-- What needs to be done --
Every line in the entries where "Peptide" is found should be copied.

-- Records for this task --

◇ ◇ ◇ ◇ ◇

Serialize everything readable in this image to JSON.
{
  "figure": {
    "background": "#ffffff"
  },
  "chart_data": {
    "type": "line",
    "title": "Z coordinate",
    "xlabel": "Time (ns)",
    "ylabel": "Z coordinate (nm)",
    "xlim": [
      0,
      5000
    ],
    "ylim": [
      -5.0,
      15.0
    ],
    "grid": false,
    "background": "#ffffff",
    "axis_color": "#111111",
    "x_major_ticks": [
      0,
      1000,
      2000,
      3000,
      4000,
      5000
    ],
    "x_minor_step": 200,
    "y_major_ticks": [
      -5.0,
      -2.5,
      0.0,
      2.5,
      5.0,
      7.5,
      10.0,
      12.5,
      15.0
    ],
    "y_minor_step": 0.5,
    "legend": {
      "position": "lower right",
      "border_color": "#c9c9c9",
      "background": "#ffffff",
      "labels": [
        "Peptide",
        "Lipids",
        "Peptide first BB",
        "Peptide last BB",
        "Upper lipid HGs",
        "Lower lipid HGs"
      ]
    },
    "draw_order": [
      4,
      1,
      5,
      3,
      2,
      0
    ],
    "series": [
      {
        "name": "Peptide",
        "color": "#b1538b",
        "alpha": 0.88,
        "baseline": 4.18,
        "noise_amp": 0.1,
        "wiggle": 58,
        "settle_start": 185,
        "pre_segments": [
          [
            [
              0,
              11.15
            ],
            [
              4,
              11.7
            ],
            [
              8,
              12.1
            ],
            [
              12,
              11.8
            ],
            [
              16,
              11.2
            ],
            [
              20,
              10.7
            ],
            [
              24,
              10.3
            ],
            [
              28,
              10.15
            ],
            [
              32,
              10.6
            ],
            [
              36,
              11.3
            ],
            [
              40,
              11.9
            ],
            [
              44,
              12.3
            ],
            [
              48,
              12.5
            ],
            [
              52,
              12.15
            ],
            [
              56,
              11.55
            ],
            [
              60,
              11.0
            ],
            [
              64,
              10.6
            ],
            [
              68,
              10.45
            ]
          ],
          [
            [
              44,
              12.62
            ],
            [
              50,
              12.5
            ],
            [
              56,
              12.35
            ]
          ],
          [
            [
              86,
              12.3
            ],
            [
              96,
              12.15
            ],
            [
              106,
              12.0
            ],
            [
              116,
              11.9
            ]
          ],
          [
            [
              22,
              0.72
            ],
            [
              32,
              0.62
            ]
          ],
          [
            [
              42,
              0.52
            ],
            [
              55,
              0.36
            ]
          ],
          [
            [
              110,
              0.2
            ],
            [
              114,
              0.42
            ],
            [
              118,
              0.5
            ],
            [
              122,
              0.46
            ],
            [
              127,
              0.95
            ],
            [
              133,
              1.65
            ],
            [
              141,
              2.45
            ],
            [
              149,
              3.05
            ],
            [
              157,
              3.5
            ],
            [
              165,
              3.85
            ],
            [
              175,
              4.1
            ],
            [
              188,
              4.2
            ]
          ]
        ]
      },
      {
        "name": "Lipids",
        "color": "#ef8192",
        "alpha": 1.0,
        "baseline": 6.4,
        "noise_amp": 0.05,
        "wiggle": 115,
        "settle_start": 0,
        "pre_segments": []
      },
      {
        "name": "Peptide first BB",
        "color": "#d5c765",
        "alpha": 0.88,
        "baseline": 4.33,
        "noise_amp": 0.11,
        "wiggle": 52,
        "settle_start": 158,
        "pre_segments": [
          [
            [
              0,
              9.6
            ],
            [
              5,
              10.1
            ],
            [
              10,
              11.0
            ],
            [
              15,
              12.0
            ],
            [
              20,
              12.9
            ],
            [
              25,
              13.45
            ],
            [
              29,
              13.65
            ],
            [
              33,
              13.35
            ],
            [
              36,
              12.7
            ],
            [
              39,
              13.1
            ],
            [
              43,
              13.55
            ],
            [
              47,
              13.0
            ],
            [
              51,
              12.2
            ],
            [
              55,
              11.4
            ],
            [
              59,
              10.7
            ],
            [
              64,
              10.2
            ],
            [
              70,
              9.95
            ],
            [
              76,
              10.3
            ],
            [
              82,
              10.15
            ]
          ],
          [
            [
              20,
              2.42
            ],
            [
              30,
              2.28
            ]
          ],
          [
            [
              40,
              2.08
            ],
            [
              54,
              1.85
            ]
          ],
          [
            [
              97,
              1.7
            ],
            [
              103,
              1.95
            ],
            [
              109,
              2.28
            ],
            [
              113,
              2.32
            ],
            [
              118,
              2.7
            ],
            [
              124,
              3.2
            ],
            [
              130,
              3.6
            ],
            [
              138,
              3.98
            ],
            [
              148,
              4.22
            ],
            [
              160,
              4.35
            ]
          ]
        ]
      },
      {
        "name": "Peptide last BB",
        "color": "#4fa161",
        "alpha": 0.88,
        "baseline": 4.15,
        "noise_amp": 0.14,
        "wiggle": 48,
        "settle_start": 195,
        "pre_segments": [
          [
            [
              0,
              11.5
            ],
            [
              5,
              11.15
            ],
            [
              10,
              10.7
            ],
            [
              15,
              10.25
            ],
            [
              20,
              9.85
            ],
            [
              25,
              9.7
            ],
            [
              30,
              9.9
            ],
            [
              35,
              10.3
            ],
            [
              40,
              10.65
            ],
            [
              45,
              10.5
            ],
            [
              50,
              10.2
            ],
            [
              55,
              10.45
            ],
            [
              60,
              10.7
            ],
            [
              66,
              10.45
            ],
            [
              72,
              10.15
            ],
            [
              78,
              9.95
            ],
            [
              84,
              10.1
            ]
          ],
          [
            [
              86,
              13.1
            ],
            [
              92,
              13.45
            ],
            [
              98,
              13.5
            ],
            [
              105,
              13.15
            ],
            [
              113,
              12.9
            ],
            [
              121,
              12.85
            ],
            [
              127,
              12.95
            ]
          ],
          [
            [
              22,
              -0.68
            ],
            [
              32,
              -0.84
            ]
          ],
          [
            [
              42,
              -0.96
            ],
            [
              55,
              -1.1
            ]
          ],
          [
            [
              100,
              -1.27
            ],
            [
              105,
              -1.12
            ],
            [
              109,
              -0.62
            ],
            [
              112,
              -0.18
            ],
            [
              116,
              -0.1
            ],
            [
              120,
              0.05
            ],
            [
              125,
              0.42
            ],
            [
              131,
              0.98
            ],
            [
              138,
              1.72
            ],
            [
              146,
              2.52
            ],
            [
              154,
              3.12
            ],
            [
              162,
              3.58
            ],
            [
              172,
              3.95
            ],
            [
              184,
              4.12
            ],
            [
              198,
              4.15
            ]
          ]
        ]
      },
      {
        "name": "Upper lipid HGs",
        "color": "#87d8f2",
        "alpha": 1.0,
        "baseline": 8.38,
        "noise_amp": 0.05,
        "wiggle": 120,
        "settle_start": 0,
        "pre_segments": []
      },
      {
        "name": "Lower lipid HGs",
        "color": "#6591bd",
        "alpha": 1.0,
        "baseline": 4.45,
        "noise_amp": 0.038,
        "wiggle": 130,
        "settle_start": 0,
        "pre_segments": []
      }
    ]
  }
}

◇ ◇ ◇ ◇ ◇

-- Written answer --
        "Peptide",
        "Peptide first BB",
        "Peptide last BB",
        "name": "Peptide",
        "name": "Peptide first BB",
        "name": "Peptide last BB",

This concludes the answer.